GOAL: Count how many lines hold the word "JSON" and give that number as the whole answer.

DATA PROVIDED:

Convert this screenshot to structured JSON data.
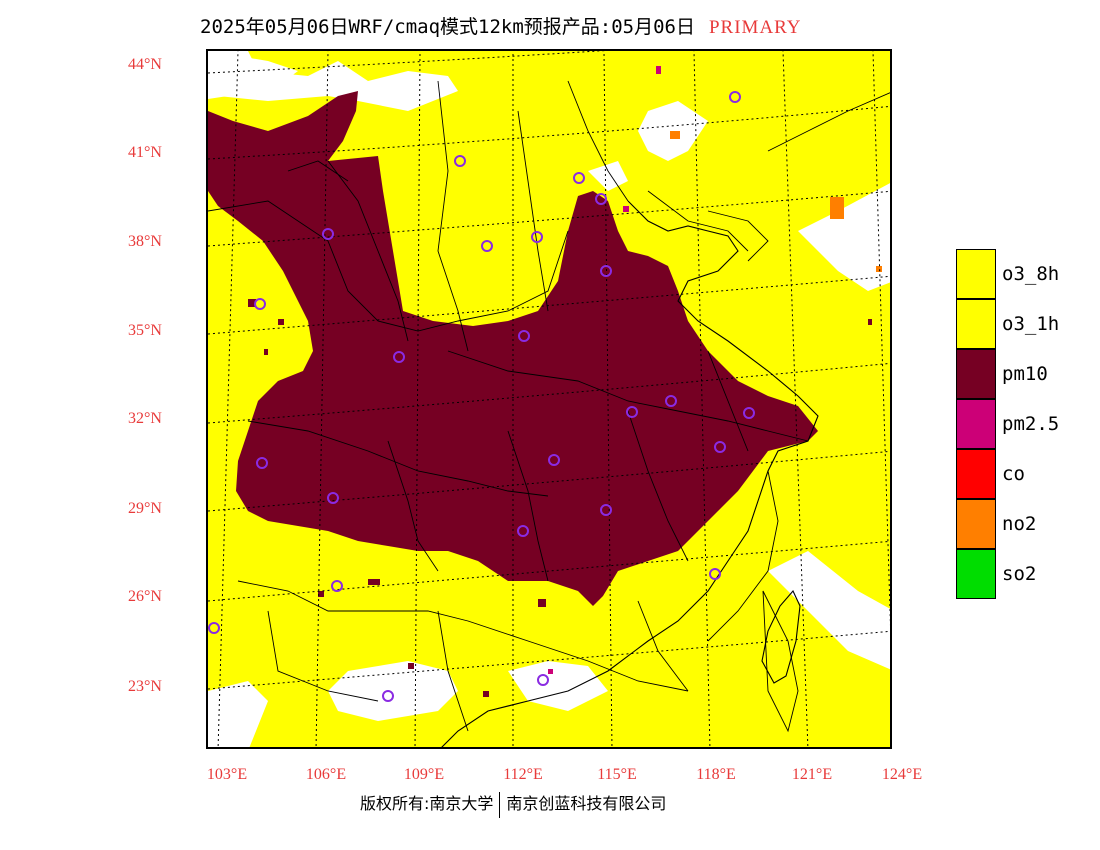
{
  "header": {
    "title": "2025年05月06日WRF/cmaq模式12km预报产品:05月06日",
    "mode": "PRIMARY"
  },
  "axes": {
    "lat_labels": [
      "44°N",
      "41°N",
      "38°N",
      "35°N",
      "32°N",
      "29°N",
      "26°N",
      "23°N"
    ],
    "lon_labels": [
      "103°E",
      "106°E",
      "109°E",
      "112°E",
      "115°E",
      "118°E",
      "121°E",
      "124°E"
    ]
  },
  "legend": {
    "items": [
      {
        "label": "o3_8h",
        "color": "#ffff00"
      },
      {
        "label": "o3_1h",
        "color": "#ffff00"
      },
      {
        "label": "pm10",
        "color": "#760023"
      },
      {
        "label": "pm2.5",
        "color": "#cc0077"
      },
      {
        "label": "co",
        "color": "#ff0000"
      },
      {
        "label": "no2",
        "color": "#ff7f00"
      },
      {
        "label": "so2",
        "color": "#00dd00"
      }
    ]
  },
  "footer": {
    "copyright_left": "版权所有:南京大学",
    "copyright_right": "南京创蓝科技有限公司"
  },
  "colors": {
    "background_field": "#ffff00",
    "pm10": "#760023",
    "no_data": "#ffffff",
    "station_marker": "#8a2be2",
    "axis_label": "#e83a3a"
  }
}
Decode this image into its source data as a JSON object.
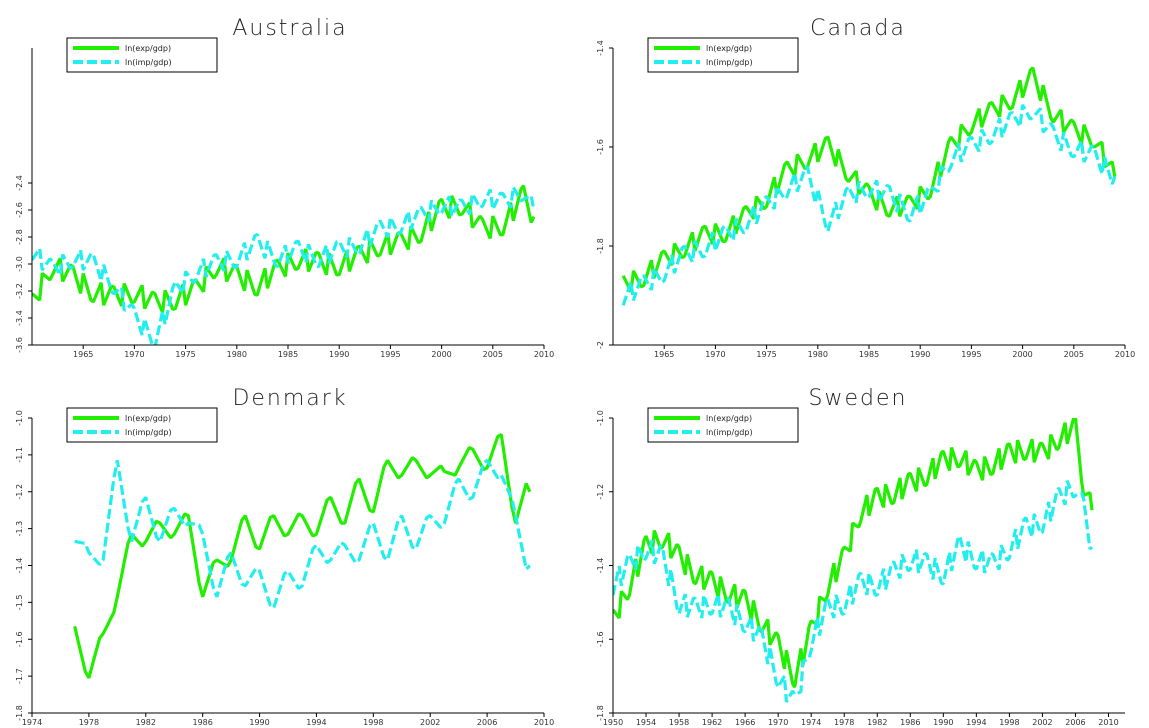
{
  "figure": {
    "background": "#ffffff"
  },
  "chart_data": [
    {
      "type": "line",
      "title": "Australia",
      "xlim": [
        1960,
        2010
      ],
      "ylim": [
        -3.6,
        -1.4
      ],
      "x_ticks": [
        1965,
        1970,
        1975,
        1980,
        1985,
        1990,
        1995,
        2000,
        2005,
        2010
      ],
      "x_tick_labels": [
        "1965",
        "1970",
        "1975",
        "1980",
        "1985",
        "1990",
        "1995",
        "2000",
        "2005",
        "2010"
      ],
      "y_ticks": [
        -3.6,
        -3.4,
        -3.2,
        -3.0,
        -2.8,
        -2.6,
        -2.4
      ],
      "y_tick_labels": [
        "-3.6",
        "-3.4",
        "-3.2",
        "-3.0",
        "-2.8",
        "-2.6",
        "-2.4"
      ],
      "legend_placement": "top-left",
      "series": [
        {
          "name": "ln(exp/gdp)",
          "color": "#22ee00",
          "dash": "solid",
          "x": [
            1960,
            1962,
            1964,
            1966,
            1968,
            1970,
            1972,
            1974,
            1976,
            1978,
            1980,
            1982,
            1984,
            1986,
            1988,
            1990,
            1992,
            1994,
            1996,
            1998,
            2000,
            2002,
            2004,
            2006,
            2008,
            2009
          ],
          "y": [
            -3.3,
            -3.0,
            -3.1,
            -3.2,
            -3.25,
            -3.2,
            -3.3,
            -3.25,
            -3.2,
            -3.0,
            -3.1,
            -3.15,
            -3.05,
            -2.95,
            -3.0,
            -3.0,
            -2.95,
            -2.85,
            -2.85,
            -2.75,
            -2.6,
            -2.55,
            -2.75,
            -2.7,
            -2.5,
            -2.65
          ],
          "amp": 0.08
        },
        {
          "name": "ln(imp/gdp)",
          "color": "#22eeee",
          "dash": "dashed",
          "x": [
            1960,
            1962,
            1964,
            1966,
            1968,
            1970,
            1972,
            1974,
            1976,
            1978,
            1980,
            1982,
            1984,
            1986,
            1988,
            1990,
            1992,
            1994,
            1996,
            1998,
            2000,
            2002,
            2004,
            2006,
            2008,
            2009
          ],
          "y": [
            -2.9,
            -3.05,
            -2.95,
            -3.0,
            -3.15,
            -3.4,
            -3.55,
            -3.2,
            -3.05,
            -3.0,
            -2.95,
            -2.85,
            -2.95,
            -2.9,
            -2.95,
            -2.9,
            -2.85,
            -2.75,
            -2.7,
            -2.65,
            -2.55,
            -2.6,
            -2.5,
            -2.55,
            -2.45,
            -2.6
          ],
          "amp": 0.07
        }
      ]
    },
    {
      "type": "line",
      "title": "Canada",
      "xlim": [
        1960,
        2010
      ],
      "ylim": [
        -2.0,
        -1.4
      ],
      "x_ticks": [
        1965,
        1970,
        1975,
        1980,
        1985,
        1990,
        1995,
        2000,
        2005,
        2010
      ],
      "x_tick_labels": [
        "1965",
        "1970",
        "1975",
        "1980",
        "1985",
        "1990",
        "1995",
        "2000",
        "2005",
        "2010"
      ],
      "y_ticks": [
        -2.0,
        -1.8,
        -1.6,
        -1.4
      ],
      "y_tick_labels": [
        "-2",
        "-1.8",
        "-1.6",
        "-1.4"
      ],
      "legend_placement": "top-left",
      "series": [
        {
          "name": "ln(exp/gdp)",
          "color": "#22ee00",
          "dash": "solid",
          "x": [
            1961,
            1963,
            1965,
            1967,
            1969,
            1971,
            1973,
            1975,
            1977,
            1979,
            1981,
            1983,
            1985,
            1987,
            1989,
            1991,
            1993,
            1995,
            1997,
            1999,
            2001,
            2003,
            2005,
            2007,
            2009
          ],
          "y": [
            -1.88,
            -1.86,
            -1.83,
            -1.8,
            -1.78,
            -1.77,
            -1.74,
            -1.7,
            -1.65,
            -1.62,
            -1.6,
            -1.65,
            -1.7,
            -1.72,
            -1.72,
            -1.68,
            -1.6,
            -1.55,
            -1.53,
            -1.5,
            -1.46,
            -1.53,
            -1.57,
            -1.58,
            -1.66
          ],
          "amp": 0.02
        },
        {
          "name": "ln(imp/gdp)",
          "color": "#22eeee",
          "dash": "dashed",
          "x": [
            1961,
            1963,
            1965,
            1967,
            1969,
            1971,
            1973,
            1975,
            1977,
            1979,
            1981,
            1983,
            1985,
            1987,
            1989,
            1991,
            1993,
            1995,
            1997,
            1999,
            2001,
            2003,
            2005,
            2007,
            2009
          ],
          "y": [
            -1.9,
            -1.88,
            -1.85,
            -1.82,
            -1.8,
            -1.78,
            -1.75,
            -1.72,
            -1.68,
            -1.66,
            -1.75,
            -1.7,
            -1.68,
            -1.7,
            -1.73,
            -1.7,
            -1.62,
            -1.6,
            -1.57,
            -1.55,
            -1.52,
            -1.58,
            -1.6,
            -1.62,
            -1.66
          ],
          "amp": 0.02
        }
      ]
    },
    {
      "type": "line",
      "title": "Denmark",
      "xlim": [
        1974,
        2010
      ],
      "ylim": [
        -1.8,
        -1.0
      ],
      "x_ticks": [
        1974,
        1978,
        1982,
        1986,
        1990,
        1994,
        1998,
        2002,
        2006,
        2010
      ],
      "x_tick_labels": [
        "1974",
        "1978",
        "1982",
        "1986",
        "1990",
        "1994",
        "1998",
        "2002",
        "2006",
        "2010"
      ],
      "y_ticks": [
        -1.8,
        -1.7,
        -1.6,
        -1.5,
        -1.4,
        -1.3,
        -1.2,
        -1.1,
        -1.0
      ],
      "y_tick_labels": [
        "-1.8",
        "-1.7",
        "-1.6",
        "-1.5",
        "-1.4",
        "-1.3",
        "-1.2",
        "-1.1",
        "-1.0"
      ],
      "legend_placement": "top-left",
      "series": [
        {
          "name": "ln(exp/gdp)",
          "color": "#22ee00",
          "dash": "solid",
          "x": [
            1977,
            1978,
            1979,
            1980,
            1981,
            1982,
            1983,
            1984,
            1985,
            1986,
            1987,
            1988,
            1989,
            1990,
            1991,
            1992,
            1993,
            1994,
            1995,
            1996,
            1997,
            1998,
            1999,
            2000,
            2001,
            2002,
            2003,
            2004,
            2005,
            2006,
            2007,
            2008,
            2009
          ],
          "y": [
            -1.6,
            -1.67,
            -1.62,
            -1.45,
            -1.35,
            -1.3,
            -1.32,
            -1.28,
            -1.3,
            -1.45,
            -1.42,
            -1.35,
            -1.3,
            -1.32,
            -1.3,
            -1.28,
            -1.3,
            -1.28,
            -1.25,
            -1.25,
            -1.2,
            -1.22,
            -1.15,
            -1.12,
            -1.15,
            -1.12,
            -1.18,
            -1.1,
            -1.12,
            -1.1,
            -1.08,
            -1.25,
            -1.2
          ],
          "amp": 0.035
        },
        {
          "name": "ln(imp/gdp)",
          "color": "#22eeee",
          "dash": "dashed",
          "x": [
            1977,
            1978,
            1979,
            1980,
            1981,
            1982,
            1983,
            1984,
            1985,
            1986,
            1987,
            1988,
            1989,
            1990,
            1991,
            1992,
            1993,
            1994,
            1995,
            1996,
            1997,
            1998,
            1999,
            2000,
            2001,
            2002,
            2003,
            2004,
            2005,
            2006,
            2007,
            2008,
            2009
          ],
          "y": [
            -1.3,
            -1.4,
            -1.35,
            -1.15,
            -1.3,
            -1.25,
            -1.3,
            -1.28,
            -1.25,
            -1.35,
            -1.45,
            -1.4,
            -1.42,
            -1.45,
            -1.48,
            -1.45,
            -1.42,
            -1.38,
            -1.35,
            -1.38,
            -1.35,
            -1.32,
            -1.35,
            -1.3,
            -1.32,
            -1.3,
            -1.25,
            -1.2,
            -1.18,
            -1.15,
            -1.12,
            -1.3,
            -1.4
          ],
          "amp": 0.035
        }
      ]
    },
    {
      "type": "line",
      "title": "Sweden",
      "xlim": [
        1950,
        2012
      ],
      "ylim": [
        -1.8,
        -1.0
      ],
      "x_ticks": [
        1950,
        1954,
        1958,
        1962,
        1966,
        1970,
        1974,
        1978,
        1982,
        1986,
        1990,
        1994,
        1998,
        2002,
        2006,
        2010
      ],
      "x_tick_labels": [
        "1950",
        "1954",
        "1958",
        "1962",
        "1966",
        "1970",
        "1974",
        "1978",
        "1982",
        "1986",
        "1990",
        "1994",
        "1998",
        "2002",
        "2006",
        "2010"
      ],
      "y_ticks": [
        -1.8,
        -1.6,
        -1.4,
        -1.2,
        -1.0
      ],
      "y_tick_labels": [
        "-1.8",
        "-1.6",
        "-1.4",
        "-1.2",
        "-1.0"
      ],
      "legend_placement": "top-left",
      "series": [
        {
          "name": "ln(exp/gdp)",
          "color": "#22ee00",
          "dash": "solid",
          "x": [
            1950,
            1952,
            1954,
            1956,
            1958,
            1960,
            1962,
            1964,
            1966,
            1968,
            1970,
            1972,
            1974,
            1976,
            1978,
            1980,
            1982,
            1984,
            1986,
            1988,
            1990,
            1992,
            1994,
            1996,
            1998,
            2000,
            2002,
            2004,
            2006,
            2007,
            2008
          ],
          "y": [
            -1.55,
            -1.45,
            -1.35,
            -1.32,
            -1.38,
            -1.42,
            -1.45,
            -1.47,
            -1.5,
            -1.55,
            -1.62,
            -1.7,
            -1.58,
            -1.45,
            -1.38,
            -1.25,
            -1.22,
            -1.2,
            -1.18,
            -1.15,
            -1.12,
            -1.1,
            -1.15,
            -1.12,
            -1.1,
            -1.08,
            -1.1,
            -1.05,
            -1.03,
            -1.18,
            -1.25
          ],
          "amp": 0.03
        },
        {
          "name": "ln(imp/gdp)",
          "color": "#22eeee",
          "dash": "dashed",
          "x": [
            1950,
            1952,
            1954,
            1956,
            1958,
            1960,
            1962,
            1964,
            1966,
            1968,
            1970,
            1972,
            1974,
            1976,
            1978,
            1980,
            1982,
            1984,
            1986,
            1988,
            1990,
            1992,
            1994,
            1996,
            1998,
            2000,
            2002,
            2004,
            2006,
            2007,
            2008
          ],
          "y": [
            -1.45,
            -1.4,
            -1.35,
            -1.38,
            -1.5,
            -1.52,
            -1.5,
            -1.52,
            -1.55,
            -1.6,
            -1.7,
            -1.78,
            -1.6,
            -1.52,
            -1.5,
            -1.45,
            -1.45,
            -1.42,
            -1.38,
            -1.4,
            -1.42,
            -1.35,
            -1.38,
            -1.4,
            -1.35,
            -1.3,
            -1.28,
            -1.22,
            -1.18,
            -1.25,
            -1.35
          ],
          "amp": 0.03
        }
      ]
    }
  ]
}
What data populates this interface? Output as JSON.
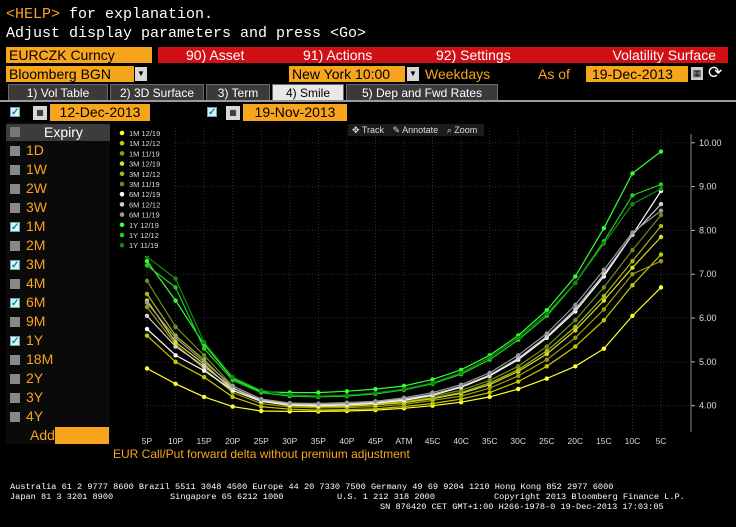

EXERCISE ANSWER: 3